▶ [Text section]

The skinny on sun damage: Tips to protect your skin

Tuesday, April 12, 2011
A woman applies sunscreen. (Stock art)

After a winter's worth of protecting skin from the wind and cold, many people can't wait to shed the coats and long sleeves, put on the shorts and tank tops and start to work on their suntans. They do this despite warnings in recent years about the dangers of sun exposure and ultraviolet radiation.

Cape Girardeau dermatologist Dr. Charles Moon said many of his patients are getting the message about the hazards of recreational sun exposure. Unfortunately, they aren't taking the warnings seriously until damage has been done.

"Many of my patients who have had multiple skin cancers are finally getting it," Moon said. "They are starting to use sun protective measures such as hats, protective clothing and sunblock."

Moon estimates that half of his practice at Advanced Dermatology of Southeast Missouri is related to the prevention and treatment of skin cancer.

While many equate tanned skin to sex appeal, there is nothing sexy about the consequences of damaged skin, he said.

▶ [Extracted records]
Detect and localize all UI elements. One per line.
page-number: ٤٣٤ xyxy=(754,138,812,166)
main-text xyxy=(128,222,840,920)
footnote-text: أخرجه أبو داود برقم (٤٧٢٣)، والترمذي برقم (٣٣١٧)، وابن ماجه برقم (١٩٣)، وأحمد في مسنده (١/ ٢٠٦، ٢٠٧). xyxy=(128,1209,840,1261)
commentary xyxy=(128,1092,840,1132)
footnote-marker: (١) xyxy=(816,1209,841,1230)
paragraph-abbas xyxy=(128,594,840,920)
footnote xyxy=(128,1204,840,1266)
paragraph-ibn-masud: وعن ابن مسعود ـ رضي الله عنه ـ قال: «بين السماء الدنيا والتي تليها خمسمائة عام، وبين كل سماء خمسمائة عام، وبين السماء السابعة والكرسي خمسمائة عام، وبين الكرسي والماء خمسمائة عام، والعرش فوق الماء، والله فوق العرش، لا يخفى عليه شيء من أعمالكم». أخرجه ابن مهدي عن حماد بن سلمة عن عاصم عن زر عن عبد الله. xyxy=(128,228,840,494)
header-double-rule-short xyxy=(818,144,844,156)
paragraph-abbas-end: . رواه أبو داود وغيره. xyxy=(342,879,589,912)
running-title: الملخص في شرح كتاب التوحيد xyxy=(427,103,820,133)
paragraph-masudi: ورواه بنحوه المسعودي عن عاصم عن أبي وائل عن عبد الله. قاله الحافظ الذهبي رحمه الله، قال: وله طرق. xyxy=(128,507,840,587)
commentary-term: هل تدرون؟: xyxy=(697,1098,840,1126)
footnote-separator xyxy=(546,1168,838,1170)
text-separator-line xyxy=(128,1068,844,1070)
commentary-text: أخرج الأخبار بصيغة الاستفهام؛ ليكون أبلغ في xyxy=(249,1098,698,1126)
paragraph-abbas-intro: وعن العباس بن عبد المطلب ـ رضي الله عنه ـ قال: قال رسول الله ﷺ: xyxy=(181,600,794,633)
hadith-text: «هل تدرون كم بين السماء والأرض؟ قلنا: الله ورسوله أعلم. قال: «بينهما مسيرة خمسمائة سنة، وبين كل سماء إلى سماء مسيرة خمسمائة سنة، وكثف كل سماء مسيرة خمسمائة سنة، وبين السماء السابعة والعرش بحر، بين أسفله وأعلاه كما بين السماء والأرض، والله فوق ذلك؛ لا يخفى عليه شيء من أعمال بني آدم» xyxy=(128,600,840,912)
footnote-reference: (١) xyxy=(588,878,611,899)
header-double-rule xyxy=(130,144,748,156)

▶ [What to produce] Decide whether each statement agrees with the article on sun damage, answering yes or no and quoting the words that settle it. (a) Moon estimates that half of his practice relates to the prevention and treatment of skin cancer. (b) According to Moon, his patients take the warnings seriously before any damage has been done. (c) Moon says patients who have had multiple skin cancers are starting to use protective clothing.

▶ [Response area]
(a) Yes: "Moon estimates that half of his practice at Advanced Dermatology of Southeast Missouri is related to the prevention and treatment of skin cancer."
(b) No: "they aren't taking the warnings seriously until damage has been done."
(c) Yes: "They are starting to use sun protective measures such as hats, protective clothing and sunblock."